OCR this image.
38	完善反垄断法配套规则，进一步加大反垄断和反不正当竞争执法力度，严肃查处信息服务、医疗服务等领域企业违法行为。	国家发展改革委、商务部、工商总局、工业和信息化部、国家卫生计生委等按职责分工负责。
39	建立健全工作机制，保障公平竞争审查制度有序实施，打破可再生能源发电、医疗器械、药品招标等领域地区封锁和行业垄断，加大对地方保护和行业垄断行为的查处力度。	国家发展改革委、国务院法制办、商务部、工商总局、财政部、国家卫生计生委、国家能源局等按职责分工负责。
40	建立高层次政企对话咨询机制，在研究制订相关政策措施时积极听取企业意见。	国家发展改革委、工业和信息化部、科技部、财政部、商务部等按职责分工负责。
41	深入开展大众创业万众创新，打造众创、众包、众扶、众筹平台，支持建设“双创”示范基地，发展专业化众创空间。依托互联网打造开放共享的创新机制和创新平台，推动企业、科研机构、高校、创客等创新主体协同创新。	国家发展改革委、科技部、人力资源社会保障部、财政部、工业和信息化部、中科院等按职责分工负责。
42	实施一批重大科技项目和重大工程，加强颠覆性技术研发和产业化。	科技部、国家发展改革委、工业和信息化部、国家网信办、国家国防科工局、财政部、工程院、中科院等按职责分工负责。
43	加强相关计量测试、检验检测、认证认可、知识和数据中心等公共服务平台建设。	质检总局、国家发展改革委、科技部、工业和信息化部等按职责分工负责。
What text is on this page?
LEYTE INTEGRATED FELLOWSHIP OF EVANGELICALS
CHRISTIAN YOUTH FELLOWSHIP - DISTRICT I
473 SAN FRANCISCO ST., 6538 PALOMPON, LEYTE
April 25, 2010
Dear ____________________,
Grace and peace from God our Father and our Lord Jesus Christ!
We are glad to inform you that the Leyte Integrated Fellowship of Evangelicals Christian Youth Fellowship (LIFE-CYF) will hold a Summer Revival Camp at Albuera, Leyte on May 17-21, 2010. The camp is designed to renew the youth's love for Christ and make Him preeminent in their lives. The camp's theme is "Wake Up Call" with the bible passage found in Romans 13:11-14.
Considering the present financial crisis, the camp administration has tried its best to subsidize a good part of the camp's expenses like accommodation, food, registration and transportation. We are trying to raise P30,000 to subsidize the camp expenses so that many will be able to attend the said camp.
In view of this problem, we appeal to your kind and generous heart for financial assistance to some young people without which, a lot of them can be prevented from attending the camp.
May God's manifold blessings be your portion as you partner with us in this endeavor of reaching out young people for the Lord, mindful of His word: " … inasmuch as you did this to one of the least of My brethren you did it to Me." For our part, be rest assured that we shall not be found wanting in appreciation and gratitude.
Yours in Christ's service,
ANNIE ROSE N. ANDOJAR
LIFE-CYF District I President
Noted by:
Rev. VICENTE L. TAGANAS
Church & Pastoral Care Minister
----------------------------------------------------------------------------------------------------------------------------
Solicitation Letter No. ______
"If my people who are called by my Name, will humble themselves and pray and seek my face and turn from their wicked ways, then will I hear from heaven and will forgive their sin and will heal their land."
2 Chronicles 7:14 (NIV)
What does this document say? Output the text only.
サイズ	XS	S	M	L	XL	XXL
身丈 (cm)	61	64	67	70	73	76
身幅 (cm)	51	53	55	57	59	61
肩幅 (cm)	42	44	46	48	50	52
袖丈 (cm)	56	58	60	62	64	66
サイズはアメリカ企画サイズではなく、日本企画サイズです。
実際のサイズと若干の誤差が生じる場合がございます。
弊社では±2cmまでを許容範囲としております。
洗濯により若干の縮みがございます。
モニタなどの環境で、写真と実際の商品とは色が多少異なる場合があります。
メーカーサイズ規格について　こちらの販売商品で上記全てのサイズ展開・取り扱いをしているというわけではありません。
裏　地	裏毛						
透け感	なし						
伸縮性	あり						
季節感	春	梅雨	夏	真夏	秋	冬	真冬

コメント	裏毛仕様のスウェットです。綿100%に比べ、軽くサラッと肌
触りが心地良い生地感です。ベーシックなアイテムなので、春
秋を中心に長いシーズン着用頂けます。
────────
Aim: Set down the entries above again, word for word.

Full output:
OCR this image.
38	完善反垄断法配套规则，进一步加大反垄断和反不正当竞争执法力度，严肃查处信息服务、医疗服务等领域企业违法行为。	国家发展改革委、商务部、工商总局、工业和信息化部、国家卫生计生委等按职责分工负责。
39	建立健全工作机制，保障公平竞争审查制度有序实施，打破可再生能源发电、医疗器械、药品招标等领域地区封锁和行业垄断，加大对地方保护和行业垄断行为的查处力度。	国家发展改革委、国务院法制办、商务部、工商总局、财政部、国家卫生计生委、国家能源局等按职责分工负责。
40	建立高层次政企对话咨询机制，在研究制订相关政策措施时积极听取企业意见。	国家发展改革委、工业和信息化部、科技部、财政部、商务部等按职责分工负责。
41	深入开展大众创业万众创新，打造众创、众包、众扶、众筹平台，支持建设“双创”示范基地，发展专业化众创空间。依托互联网打造开放共享的创新机制和创新平台，推动企业、科研机构、高校、创客等创新主体协同创新。	国家发展改革委、科技部、人力资源社会保障部、财政部、工业和信息化部、中科院等按职责分工负责。
42	实施一批重大科技项目和重大工程，加强颠覆性技术研发和产业化。	科技部、国家发展改革委、工业和信息化部、国家网信办、国家国防科工局、财政部、工程院、中科院等按职责分工负责。
43	加强相关计量测试、检验检测、认证认可、知识和数据中心等公共服务平台建设。	质检总局、国家发展改革委、科技部、工业和信息化部等按职责分工负责。
What text is on this page?
LEYTE INTEGRATED FELLOWSHIP OF EVANGELICALS
CHRISTIAN YOUTH FELLOWSHIP - DISTRICT I
473 SAN FRANCISCO ST., 6538 PALOMPON, LEYTE
April 25, 2010
Dear ____________________,
Grace and peace from God our Father and our Lord Jesus Christ!
We are glad to inform you that the Leyte Integrated Fellowship of Evangelicals Christian Youth Fellowship (LIFE-CYF) will hold a Summer Revival Camp at Albuera, Leyte on May 17-21, 2010. The camp is designed to renew the youth's love for Christ and make Him preeminent in their lives. The camp's theme is "Wake Up Call" with the bible passage found in Romans 13:11-14.
Considering the present financial crisis, the camp administration has tried its best to subsidize a good part of the camp's expenses like accommodation, food, registration and transportation. We are trying to raise P30,000 to subsidize the camp expenses so that many will be able to attend the said camp.
In view of this problem, we appeal to your kind and generous heart for financial assistance to some young people without which, a lot of them can be prevented from attending the camp.
May God's manifold blessings be your portion as you partner with us in this endeavor of reaching out young people for the Lord, mindful of His word: " … inasmuch as you did this to one of the least of My brethren you did it to Me." For our part, be rest assured that we shall not be found wanting in appreciation and gratitude.
Yours in Christ's service,
ANNIE ROSE N. ANDOJAR
LIFE-CYF District I President
Noted by:
Rev. VICENTE L. TAGANAS
Church & Pastoral Care Minister
----------------------------------------------------------------------------------------------------------------------------
Solicitation Letter No. ______
"If my people who are called by my Name, will humble themselves and pray and seek my face and turn from their wicked ways, then will I hear from heaven and will forgive their sin and will heal their land."
2 Chronicles 7:14 (NIV)
What does this document say? Output the text only.
サイズ	XS	S	M	L	XL	XXL
身丈 (cm)	61	64	67	70	73	76
身幅 (cm)	51	53	55	57	59	61
肩幅 (cm)	42	44	46	48	50	52
袖丈 (cm)	56	58	60	62	64	66
サイズはアメリカ企画サイズではなく、日本企画サイズです。
実際のサイズと若干の誤差が生じる場合がございます。
弊社では±2cmまでを許容範囲としております。
洗濯により若干の縮みがございます。
モニタなどの環境で、写真と実際の商品とは色が多少異なる場合があります。
メーカーサイズ規格について　こちらの販売商品で上記全てのサイズ展開・取り扱いをしているというわけではありません。
裏　地	裏毛						
透け感	なし						
伸縮性	あり						
季節感	春	梅雨	夏	真夏	秋	冬	真冬

コメント	裏毛仕様のスウェットです。綿100%に比べ、軽くサラッと肌
触りが心地良い生地感です。ベーシックなアイテムなので、春
秋を中心に長いシーズン着用頂けます。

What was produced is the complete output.